■ **EXERCISE TASK**: Are you able to retype all the records below exactly?

## START DATASET

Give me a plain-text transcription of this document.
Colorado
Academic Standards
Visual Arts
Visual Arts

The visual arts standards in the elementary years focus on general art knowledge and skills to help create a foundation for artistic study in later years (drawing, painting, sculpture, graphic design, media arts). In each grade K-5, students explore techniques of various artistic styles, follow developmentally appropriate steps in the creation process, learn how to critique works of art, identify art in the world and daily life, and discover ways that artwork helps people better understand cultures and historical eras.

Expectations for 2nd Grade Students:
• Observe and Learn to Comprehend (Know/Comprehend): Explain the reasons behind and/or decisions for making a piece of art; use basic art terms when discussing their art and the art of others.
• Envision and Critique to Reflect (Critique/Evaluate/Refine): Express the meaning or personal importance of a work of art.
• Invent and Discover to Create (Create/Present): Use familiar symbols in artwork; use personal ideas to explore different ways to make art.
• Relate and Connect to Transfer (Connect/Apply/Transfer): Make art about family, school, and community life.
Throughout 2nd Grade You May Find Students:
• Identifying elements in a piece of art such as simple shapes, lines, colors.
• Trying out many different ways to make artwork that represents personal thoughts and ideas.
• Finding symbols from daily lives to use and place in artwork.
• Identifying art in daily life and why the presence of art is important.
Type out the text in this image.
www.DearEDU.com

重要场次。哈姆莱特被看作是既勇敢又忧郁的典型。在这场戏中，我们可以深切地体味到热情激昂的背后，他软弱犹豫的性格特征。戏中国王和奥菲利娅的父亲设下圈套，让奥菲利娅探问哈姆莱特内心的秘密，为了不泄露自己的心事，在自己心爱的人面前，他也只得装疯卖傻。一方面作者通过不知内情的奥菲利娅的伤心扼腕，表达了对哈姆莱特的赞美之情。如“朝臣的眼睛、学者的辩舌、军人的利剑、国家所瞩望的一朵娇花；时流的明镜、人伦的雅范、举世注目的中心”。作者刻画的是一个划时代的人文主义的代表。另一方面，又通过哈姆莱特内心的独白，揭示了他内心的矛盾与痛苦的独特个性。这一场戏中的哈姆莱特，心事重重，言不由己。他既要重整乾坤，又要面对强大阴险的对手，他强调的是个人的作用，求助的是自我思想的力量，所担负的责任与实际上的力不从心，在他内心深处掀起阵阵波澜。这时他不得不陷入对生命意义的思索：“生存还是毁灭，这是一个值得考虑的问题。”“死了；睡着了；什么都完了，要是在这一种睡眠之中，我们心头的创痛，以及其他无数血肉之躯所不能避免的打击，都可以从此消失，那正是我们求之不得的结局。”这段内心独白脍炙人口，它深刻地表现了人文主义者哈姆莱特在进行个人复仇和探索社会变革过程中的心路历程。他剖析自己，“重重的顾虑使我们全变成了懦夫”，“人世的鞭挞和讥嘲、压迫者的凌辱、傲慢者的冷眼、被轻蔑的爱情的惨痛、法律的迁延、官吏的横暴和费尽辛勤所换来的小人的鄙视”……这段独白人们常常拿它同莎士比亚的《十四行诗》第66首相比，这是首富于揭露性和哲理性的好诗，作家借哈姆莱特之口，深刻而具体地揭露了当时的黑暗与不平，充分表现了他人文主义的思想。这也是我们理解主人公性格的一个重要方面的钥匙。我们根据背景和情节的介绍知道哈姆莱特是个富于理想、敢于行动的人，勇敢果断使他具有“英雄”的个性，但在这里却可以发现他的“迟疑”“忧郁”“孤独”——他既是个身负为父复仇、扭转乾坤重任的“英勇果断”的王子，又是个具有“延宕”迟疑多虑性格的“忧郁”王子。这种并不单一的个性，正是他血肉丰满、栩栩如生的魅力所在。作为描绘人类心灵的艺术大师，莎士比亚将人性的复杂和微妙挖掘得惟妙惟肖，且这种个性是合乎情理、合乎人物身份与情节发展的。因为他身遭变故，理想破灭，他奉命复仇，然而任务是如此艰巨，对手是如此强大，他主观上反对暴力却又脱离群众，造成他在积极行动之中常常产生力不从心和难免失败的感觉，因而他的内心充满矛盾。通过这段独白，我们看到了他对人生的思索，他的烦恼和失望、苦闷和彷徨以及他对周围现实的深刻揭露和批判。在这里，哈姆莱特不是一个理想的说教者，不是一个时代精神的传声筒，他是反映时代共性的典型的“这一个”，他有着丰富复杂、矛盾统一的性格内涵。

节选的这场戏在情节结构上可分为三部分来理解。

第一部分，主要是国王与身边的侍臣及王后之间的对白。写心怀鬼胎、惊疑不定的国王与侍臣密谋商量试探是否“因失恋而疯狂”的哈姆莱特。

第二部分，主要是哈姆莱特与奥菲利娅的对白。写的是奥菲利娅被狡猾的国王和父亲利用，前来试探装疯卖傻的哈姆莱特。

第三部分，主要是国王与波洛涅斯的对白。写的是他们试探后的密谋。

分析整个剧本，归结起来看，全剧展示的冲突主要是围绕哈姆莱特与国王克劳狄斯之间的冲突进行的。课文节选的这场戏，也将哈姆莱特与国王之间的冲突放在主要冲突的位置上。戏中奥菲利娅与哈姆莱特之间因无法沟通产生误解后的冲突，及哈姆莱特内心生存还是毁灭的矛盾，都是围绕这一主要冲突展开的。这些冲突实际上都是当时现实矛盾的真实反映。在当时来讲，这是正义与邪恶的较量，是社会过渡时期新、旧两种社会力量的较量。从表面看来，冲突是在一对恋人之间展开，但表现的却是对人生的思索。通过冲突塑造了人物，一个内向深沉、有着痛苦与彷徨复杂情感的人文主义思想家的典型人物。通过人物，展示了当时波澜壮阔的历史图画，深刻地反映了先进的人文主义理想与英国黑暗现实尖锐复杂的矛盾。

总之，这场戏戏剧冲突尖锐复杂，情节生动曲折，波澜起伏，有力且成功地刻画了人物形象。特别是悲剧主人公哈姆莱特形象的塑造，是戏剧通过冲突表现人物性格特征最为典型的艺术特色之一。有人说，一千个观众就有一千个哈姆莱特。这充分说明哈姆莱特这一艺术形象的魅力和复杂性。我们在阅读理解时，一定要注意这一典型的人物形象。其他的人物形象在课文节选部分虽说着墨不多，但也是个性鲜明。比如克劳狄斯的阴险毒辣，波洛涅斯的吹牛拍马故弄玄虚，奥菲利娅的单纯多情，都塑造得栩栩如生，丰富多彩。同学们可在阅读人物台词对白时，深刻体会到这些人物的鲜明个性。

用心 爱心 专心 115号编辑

## END DATASET

■ **COMPLETE OUTPUT**:
Give me a plain-text transcription of this document.
Colorado
Academic Standards
Visual Arts
Visual Arts

The visual arts standards in the elementary years focus on general art knowledge and skills to help create a foundation for artistic study in later years (drawing, painting, sculpture, graphic design, media arts). In each grade K-5, students explore techniques of various artistic styles, follow developmentally appropriate steps in the creation process, learn how to critique works of art, identify art in the world and daily life, and discover ways that artwork helps people better understand cultures and historical eras.

Expectations for 2nd Grade Students:
• Observe and Learn to Comprehend (Know/Comprehend): Explain the reasons behind and/or decisions for making a piece of art; use basic art terms when discussing their art and the art of others.
• Envision and Critique to Reflect (Critique/Evaluate/Refine): Express the meaning or personal importance of a work of art.
• Invent and Discover to Create (Create/Present): Use familiar symbols in artwork; use personal ideas to explore different ways to make art.
• Relate and Connect to Transfer (Connect/Apply/Transfer): Make art about family, school, and community life.
Throughout 2nd Grade You May Find Students:
• Identifying elements in a piece of art such as simple shapes, lines, colors.
• Trying out many different ways to make artwork that represents personal thoughts and ideas.
• Finding symbols from daily lives to use and place in artwork.
• Identifying art in daily life and why the presence of art is important.
Type out the text in this image.
www.DearEDU.com

重要场次。哈姆莱特被看作是既勇敢又忧郁的典型。在这场戏中，我们可以深切地体味到热情激昂的背后，他软弱犹豫的性格特征。戏中国王和奥菲利娅的父亲设下圈套，让奥菲利娅探问哈姆莱特内心的秘密，为了不泄露自己的心事，在自己心爱的人面前，他也只得装疯卖傻。一方面作者通过不知内情的奥菲利娅的伤心扼腕，表达了对哈姆莱特的赞美之情。如“朝臣的眼睛、学者的辩舌、军人的利剑、国家所瞩望的一朵娇花；时流的明镜、人伦的雅范、举世注目的中心”。作者刻画的是一个划时代的人文主义的代表。另一方面，又通过哈姆莱特内心的独白，揭示了他内心的矛盾与痛苦的独特个性。这一场戏中的哈姆莱特，心事重重，言不由己。他既要重整乾坤，又要面对强大阴险的对手，他强调的是个人的作用，求助的是自我思想的力量，所担负的责任与实际上的力不从心，在他内心深处掀起阵阵波澜。这时他不得不陷入对生命意义的思索：“生存还是毁灭，这是一个值得考虑的问题。”“死了；睡着了；什么都完了，要是在这一种睡眠之中，我们心头的创痛，以及其他无数血肉之躯所不能避免的打击，都可以从此消失，那正是我们求之不得的结局。”这段内心独白脍炙人口，它深刻地表现了人文主义者哈姆莱特在进行个人复仇和探索社会变革过程中的心路历程。他剖析自己，“重重的顾虑使我们全变成了懦夫”，“人世的鞭挞和讥嘲、压迫者的凌辱、傲慢者的冷眼、被轻蔑的爱情的惨痛、法律的迁延、官吏的横暴和费尽辛勤所换来的小人的鄙视”……这段独白人们常常拿它同莎士比亚的《十四行诗》第66首相比，这是首富于揭露性和哲理性的好诗，作家借哈姆莱特之口，深刻而具体地揭露了当时的黑暗与不平，充分表现了他人文主义的思想。这也是我们理解主人公性格的一个重要方面的钥匙。我们根据背景和情节的介绍知道哈姆莱特是个富于理想、敢于行动的人，勇敢果断使他具有“英雄”的个性，但在这里却可以发现他的“迟疑”“忧郁”“孤独”——他既是个身负为父复仇、扭转乾坤重任的“英勇果断”的王子，又是个具有“延宕”迟疑多虑性格的“忧郁”王子。这种并不单一的个性，正是他血肉丰满、栩栩如生的魅力所在。作为描绘人类心灵的艺术大师，莎士比亚将人性的复杂和微妙挖掘得惟妙惟肖，且这种个性是合乎情理、合乎人物身份与情节发展的。因为他身遭变故，理想破灭，他奉命复仇，然而任务是如此艰巨，对手是如此强大，他主观上反对暴力却又脱离群众，造成他在积极行动之中常常产生力不从心和难免失败的感觉，因而他的内心充满矛盾。通过这段独白，我们看到了他对人生的思索，他的烦恼和失望、苦闷和彷徨以及他对周围现实的深刻揭露和批判。在这里，哈姆莱特不是一个理想的说教者，不是一个时代精神的传声筒，他是反映时代共性的典型的“这一个”，他有着丰富复杂、矛盾统一的性格内涵。

节选的这场戏在情节结构上可分为三部分来理解。

第一部分，主要是国王与身边的侍臣及王后之间的对白。写心怀鬼胎、惊疑不定的国王与侍臣密谋商量试探是否“因失恋而疯狂”的哈姆莱特。

第二部分，主要是哈姆莱特与奥菲利娅的对白。写的是奥菲利娅被狡猾的国王和父亲利用，前来试探装疯卖傻的哈姆莱特。

第三部分，主要是国王与波洛涅斯的对白。写的是他们试探后的密谋。

分析整个剧本，归结起来看，全剧展示的冲突主要是围绕哈姆莱特与国王克劳狄斯之间的冲突进行的。课文节选的这场戏，也将哈姆莱特与国王之间的冲突放在主要冲突的位置上。戏中奥菲利娅与哈姆莱特之间因无法沟通产生误解后的冲突，及哈姆莱特内心生存还是毁灭的矛盾，都是围绕这一主要冲突展开的。这些冲突实际上都是当时现实矛盾的真实反映。在当时来讲，这是正义与邪恶的较量，是社会过渡时期新、旧两种社会力量的较量。从表面看来，冲突是在一对恋人之间展开，但表现的却是对人生的思索。通过冲突塑造了人物，一个内向深沉、有着痛苦与彷徨复杂情感的人文主义思想家的典型人物。通过人物，展示了当时波澜壮阔的历史图画，深刻地反映了先进的人文主义理想与英国黑暗现实尖锐复杂的矛盾。

总之，这场戏戏剧冲突尖锐复杂，情节生动曲折，波澜起伏，有力且成功地刻画了人物形象。特别是悲剧主人公哈姆莱特形象的塑造，是戏剧通过冲突表现人物性格特征最为典型的艺术特色之一。有人说，一千个观众就有一千个哈姆莱特。这充分说明哈姆莱特这一艺术形象的魅力和复杂性。我们在阅读理解时，一定要注意这一典型的人物形象。其他的人物形象在课文节选部分虽说着墨不多，但也是个性鲜明。比如克劳狄斯的阴险毒辣，波洛涅斯的吹牛拍马故弄玄虚，奥菲利娅的单纯多情，都塑造得栩栩如生，丰富多彩。同学们可在阅读人物台词对白时，深刻体会到这些人物的鲜明个性。

用心 爱心 专心 115号编辑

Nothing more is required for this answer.